WORK TASK:
The data should be duplicated exactly, with every word kept as it is.

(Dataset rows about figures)

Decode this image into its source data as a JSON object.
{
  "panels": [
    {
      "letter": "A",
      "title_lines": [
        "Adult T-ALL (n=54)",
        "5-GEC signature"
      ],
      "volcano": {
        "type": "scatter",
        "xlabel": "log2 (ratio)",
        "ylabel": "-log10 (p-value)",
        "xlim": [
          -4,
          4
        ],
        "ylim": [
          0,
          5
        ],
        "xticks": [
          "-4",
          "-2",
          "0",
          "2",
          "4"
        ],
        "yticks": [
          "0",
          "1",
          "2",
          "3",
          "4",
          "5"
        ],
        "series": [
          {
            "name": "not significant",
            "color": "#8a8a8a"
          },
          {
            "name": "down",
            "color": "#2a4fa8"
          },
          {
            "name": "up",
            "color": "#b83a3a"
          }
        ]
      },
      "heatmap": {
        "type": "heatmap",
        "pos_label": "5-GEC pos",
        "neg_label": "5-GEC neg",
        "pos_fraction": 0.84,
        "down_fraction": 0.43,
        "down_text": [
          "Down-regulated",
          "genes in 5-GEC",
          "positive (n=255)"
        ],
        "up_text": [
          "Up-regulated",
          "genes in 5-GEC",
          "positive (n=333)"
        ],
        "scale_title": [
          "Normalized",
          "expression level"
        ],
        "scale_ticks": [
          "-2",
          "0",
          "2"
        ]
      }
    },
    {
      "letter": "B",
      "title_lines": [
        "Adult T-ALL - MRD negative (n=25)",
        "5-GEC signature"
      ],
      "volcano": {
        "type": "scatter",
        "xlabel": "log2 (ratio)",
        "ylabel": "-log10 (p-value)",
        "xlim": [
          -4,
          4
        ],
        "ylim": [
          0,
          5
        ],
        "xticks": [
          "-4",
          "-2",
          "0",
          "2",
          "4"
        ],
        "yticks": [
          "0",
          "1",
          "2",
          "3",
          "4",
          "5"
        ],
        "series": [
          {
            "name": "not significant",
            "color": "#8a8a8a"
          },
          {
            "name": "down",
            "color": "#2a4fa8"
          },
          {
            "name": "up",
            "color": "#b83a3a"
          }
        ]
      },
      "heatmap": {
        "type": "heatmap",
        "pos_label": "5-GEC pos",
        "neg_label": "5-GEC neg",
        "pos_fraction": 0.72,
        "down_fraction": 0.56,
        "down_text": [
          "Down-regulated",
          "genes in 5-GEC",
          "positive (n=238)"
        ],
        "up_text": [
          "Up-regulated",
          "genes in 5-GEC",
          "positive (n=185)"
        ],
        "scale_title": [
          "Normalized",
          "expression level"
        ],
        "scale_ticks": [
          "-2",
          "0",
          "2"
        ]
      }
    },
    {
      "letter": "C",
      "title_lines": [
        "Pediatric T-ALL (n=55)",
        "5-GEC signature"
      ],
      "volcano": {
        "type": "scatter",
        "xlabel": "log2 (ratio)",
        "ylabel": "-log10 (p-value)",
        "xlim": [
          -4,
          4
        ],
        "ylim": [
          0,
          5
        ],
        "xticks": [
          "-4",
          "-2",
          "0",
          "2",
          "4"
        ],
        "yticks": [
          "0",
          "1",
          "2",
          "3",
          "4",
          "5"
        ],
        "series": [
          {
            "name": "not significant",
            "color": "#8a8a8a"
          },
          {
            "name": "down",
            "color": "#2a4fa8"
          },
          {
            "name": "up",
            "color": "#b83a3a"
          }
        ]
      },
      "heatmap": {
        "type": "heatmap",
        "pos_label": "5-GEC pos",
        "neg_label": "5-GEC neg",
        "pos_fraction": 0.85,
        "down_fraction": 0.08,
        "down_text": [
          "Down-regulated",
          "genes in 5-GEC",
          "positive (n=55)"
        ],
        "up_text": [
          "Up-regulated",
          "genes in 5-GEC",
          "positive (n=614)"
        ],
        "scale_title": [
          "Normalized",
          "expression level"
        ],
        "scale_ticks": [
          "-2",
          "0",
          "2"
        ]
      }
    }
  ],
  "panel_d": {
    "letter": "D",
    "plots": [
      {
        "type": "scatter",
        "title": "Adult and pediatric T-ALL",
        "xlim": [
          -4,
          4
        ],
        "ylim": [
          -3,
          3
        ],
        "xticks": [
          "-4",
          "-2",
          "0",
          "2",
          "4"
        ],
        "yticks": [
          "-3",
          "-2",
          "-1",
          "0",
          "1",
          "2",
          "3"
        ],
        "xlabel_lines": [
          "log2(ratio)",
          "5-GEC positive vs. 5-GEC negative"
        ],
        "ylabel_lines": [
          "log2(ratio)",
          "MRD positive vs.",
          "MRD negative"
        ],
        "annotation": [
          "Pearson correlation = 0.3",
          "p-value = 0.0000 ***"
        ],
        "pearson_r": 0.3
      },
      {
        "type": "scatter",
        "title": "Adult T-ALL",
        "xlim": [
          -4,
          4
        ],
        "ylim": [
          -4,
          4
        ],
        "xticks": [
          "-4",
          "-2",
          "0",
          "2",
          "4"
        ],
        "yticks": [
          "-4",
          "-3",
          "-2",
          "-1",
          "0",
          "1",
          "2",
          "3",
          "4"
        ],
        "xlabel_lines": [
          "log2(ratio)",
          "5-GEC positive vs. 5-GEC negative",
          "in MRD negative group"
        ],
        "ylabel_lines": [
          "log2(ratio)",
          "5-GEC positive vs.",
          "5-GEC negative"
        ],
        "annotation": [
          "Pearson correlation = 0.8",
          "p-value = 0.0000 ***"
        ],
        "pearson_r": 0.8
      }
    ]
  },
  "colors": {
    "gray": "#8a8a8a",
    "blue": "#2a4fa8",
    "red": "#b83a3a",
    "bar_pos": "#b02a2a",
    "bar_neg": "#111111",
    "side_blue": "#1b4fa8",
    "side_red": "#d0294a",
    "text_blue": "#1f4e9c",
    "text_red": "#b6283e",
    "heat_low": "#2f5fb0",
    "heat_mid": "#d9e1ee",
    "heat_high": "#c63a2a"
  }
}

WORKED SOLUTION:
Decode this image into its source data as a JSON object.
{
  "panels": [
    {
      "letter": "A",
      "title_lines": [
        "Adult T-ALL (n=54)",
        "5-GEC signature"
      ],
      "volcano": {
        "type": "scatter",
        "xlabel": "log2 (ratio)",
        "ylabel": "-log10 (p-value)",
        "xlim": [
          -4,
          4
        ],
        "ylim": [
          0,
          5
        ],
        "xticks": [
          "-4",
          "-2",
          "0",
          "2",
          "4"
        ],
        "yticks": [
          "0",
          "1",
          "2",
          "3",
          "4",
          "5"
        ],
        "series": [
          {
            "name": "not significant",
            "color": "#8a8a8a"
          },
          {
            "name": "down",
            "color": "#2a4fa8"
          },
          {
            "name": "up",
            "color": "#b83a3a"
          }
        ]
      },
      "heatmap": {
        "type": "heatmap",
        "pos_label": "5-GEC pos",
        "neg_label": "5-GEC neg",
        "pos_fraction": 0.84,
        "down_fraction": 0.43,
        "down_text": [
          "Down-regulated",
          "genes in 5-GEC",
          "positive (n=255)"
        ],
        "up_text": [
          "Up-regulated",
          "genes in 5-GEC",
          "positive (n=333)"
        ],
        "scale_title": [
          "Normalized",
          "expression level"
        ],
        "scale_ticks": [
          "-2",
          "0",
          "2"
        ]
      }
    },
    {
      "letter": "B",
      "title_lines": [
        "Adult T-ALL - MRD negative (n=25)",
        "5-GEC signature"
      ],
      "volcano": {
        "type": "scatter",
        "xlabel": "log2 (ratio)",
        "ylabel": "-log10 (p-value)",
        "xlim": [
          -4,
          4
        ],
        "ylim": [
          0,
          5
        ],
        "xticks": [
          "-4",
          "-2",
          "0",
          "2",
          "4"
        ],
        "yticks": [
          "0",
          "1",
          "2",
          "3",
          "4",
          "5"
        ],
        "series": [
          {
            "name": "not significant",
            "color": "#8a8a8a"
          },
          {
            "name": "down",
            "color": "#2a4fa8"
          },
          {
            "name": "up",
            "color": "#b83a3a"
          }
        ]
      },
      "heatmap": {
        "type": "heatmap",
        "pos_label": "5-GEC pos",
        "neg_label": "5-GEC neg",
        "pos_fraction": 0.72,
        "down_fraction": 0.56,
        "down_text": [
          "Down-regulated",
          "genes in 5-GEC",
          "positive (n=238)"
        ],
        "up_text": [
          "Up-regulated",
          "genes in 5-GEC",
          "positive (n=185)"
        ],
        "scale_title": [
          "Normalized",
          "expression level"
        ],
        "scale_ticks": [
          "-2",
          "0",
          "2"
        ]
      }
    },
    {
      "letter": "C",
      "title_lines": [
        "Pediatric T-ALL (n=55)",
        "5-GEC signature"
      ],
      "volcano": {
        "type": "scatter",
        "xlabel": "log2 (ratio)",
        "ylabel": "-log10 (p-value)",
        "xlim": [
          -4,
          4
        ],
        "ylim": [
          0,
          5
        ],
        "xticks": [
          "-4",
          "-2",
          "0",
          "2",
          "4"
        ],
        "yticks": [
          "0",
          "1",
          "2",
          "3",
          "4",
          "5"
        ],
        "series": [
          {
            "name": "not significant",
            "color": "#8a8a8a"
          },
          {
            "name": "down",
            "color": "#2a4fa8"
          },
          {
            "name": "up",
            "color": "#b83a3a"
          }
        ]
      },
      "heatmap": {
        "type": "heatmap",
        "pos_label": "5-GEC pos",
        "neg_label": "5-GEC neg",
        "pos_fraction": 0.85,
        "down_fraction": 0.08,
        "down_text": [
          "Down-regulated",
          "genes in 5-GEC",
          "positive (n=55)"
        ],
        "up_text": [
          "Up-regulated",
          "genes in 5-GEC",
          "positive (n=614)"
        ],
        "scale_title": [
          "Normalized",
          "expression level"
        ],
        "scale_ticks": [
          "-2",
          "0",
          "2"
        ]
      }
    }
  ],
  "panel_d": {
    "letter": "D",
    "plots": [
      {
        "type": "scatter",
        "title": "Adult and pediatric T-ALL",
        "xlim": [
          -4,
          4
        ],
        "ylim": [
          -3,
          3
        ],
        "xticks": [
          "-4",
          "-2",
          "0",
          "2",
          "4"
        ],
        "yticks": [
          "-3",
          "-2",
          "-1",
          "0",
          "1",
          "2",
          "3"
        ],
        "xlabel_lines": [
          "log2(ratio)",
          "5-GEC positive vs. 5-GEC negative"
        ],
        "ylabel_lines": [
          "log2(ratio)",
          "MRD positive vs.",
          "MRD negative"
        ],
        "annotation": [
          "Pearson correlation = 0.3",
          "p-value = 0.0000 ***"
        ],
        "pearson_r": 0.3
      },
      {
        "type": "scatter",
        "title": "Adult T-ALL",
        "xlim": [
          -4,
          4
        ],
        "ylim": [
          -4,
          4
        ],
        "xticks": [
          "-4",
          "-2",
          "0",
          "2",
          "4"
        ],
        "yticks": [
          "-4",
          "-3",
          "-2",
          "-1",
          "0",
          "1",
          "2",
          "3",
          "4"
        ],
        "xlabel_lines": [
          "log2(ratio)",
          "5-GEC positive vs. 5-GEC negative",
          "in MRD negative group"
        ],
        "ylabel_lines": [
          "log2(ratio)",
          "5-GEC positive vs.",
          "5-GEC negative"
        ],
        "annotation": [
          "Pearson correlation = 0.8",
          "p-value = 0.0000 ***"
        ],
        "pearson_r": 0.8
      }
    ]
  },
  "colors": {
    "gray": "#8a8a8a",
    "blue": "#2a4fa8",
    "red": "#b83a3a",
    "bar_pos": "#b02a2a",
    "bar_neg": "#111111",
    "side_blue": "#1b4fa8",
    "side_red": "#d0294a",
    "text_blue": "#1f4e9c",
    "text_red": "#b6283e",
    "heat_low": "#2f5fb0",
    "heat_mid": "#d9e1ee",
    "heat_high": "#c63a2a"
  }
}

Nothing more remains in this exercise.